— START Provided information —

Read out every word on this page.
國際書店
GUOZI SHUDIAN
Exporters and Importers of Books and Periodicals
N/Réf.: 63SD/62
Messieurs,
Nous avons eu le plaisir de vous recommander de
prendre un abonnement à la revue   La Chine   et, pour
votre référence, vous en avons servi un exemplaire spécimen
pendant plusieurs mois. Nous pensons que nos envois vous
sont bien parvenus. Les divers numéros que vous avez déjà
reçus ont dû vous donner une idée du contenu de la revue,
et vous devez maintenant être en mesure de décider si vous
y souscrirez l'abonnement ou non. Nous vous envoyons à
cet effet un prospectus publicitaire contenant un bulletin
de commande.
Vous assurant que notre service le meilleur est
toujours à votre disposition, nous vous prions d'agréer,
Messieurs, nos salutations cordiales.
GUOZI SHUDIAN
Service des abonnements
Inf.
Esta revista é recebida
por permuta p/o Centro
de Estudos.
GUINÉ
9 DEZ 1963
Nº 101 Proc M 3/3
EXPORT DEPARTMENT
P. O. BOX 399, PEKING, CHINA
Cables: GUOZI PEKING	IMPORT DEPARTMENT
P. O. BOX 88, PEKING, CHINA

— END Provided information —

## Required task
Repeat the data precisely, line by line.

## Solution for this exercise
Read out every word on this page.
國際書店
GUOZI SHUDIAN
Exporters and Importers of Books and Periodicals
N/Réf.: 63SD/62
Messieurs,
Nous avons eu le plaisir de vous recommander de
prendre un abonnement à la revue   La Chine   et, pour
votre référence, vous en avons servi un exemplaire spécimen
pendant plusieurs mois. Nous pensons que nos envois vous
sont bien parvenus. Les divers numéros que vous avez déjà
reçus ont dû vous donner une idée du contenu de la revue,
et vous devez maintenant être en mesure de décider si vous
y souscrirez l'abonnement ou non. Nous vous envoyons à
cet effet un prospectus publicitaire contenant un bulletin
de commande.
Vous assurant que notre service le meilleur est
toujours à votre disposition, nous vous prions d'agréer,
Messieurs, nos salutations cordiales.
GUOZI SHUDIAN
Service des abonnements
Inf.
Esta revista é recebida
por permuta p/o Centro
de Estudos.
GUINÉ
9 DEZ 1963
Nº 101 Proc M 3/3
EXPORT DEPARTMENT
P. O. BOX 399, PEKING, CHINA
Cables: GUOZI PEKING	IMPORT DEPARTMENT
P. O. BOX 88, PEKING, CHINA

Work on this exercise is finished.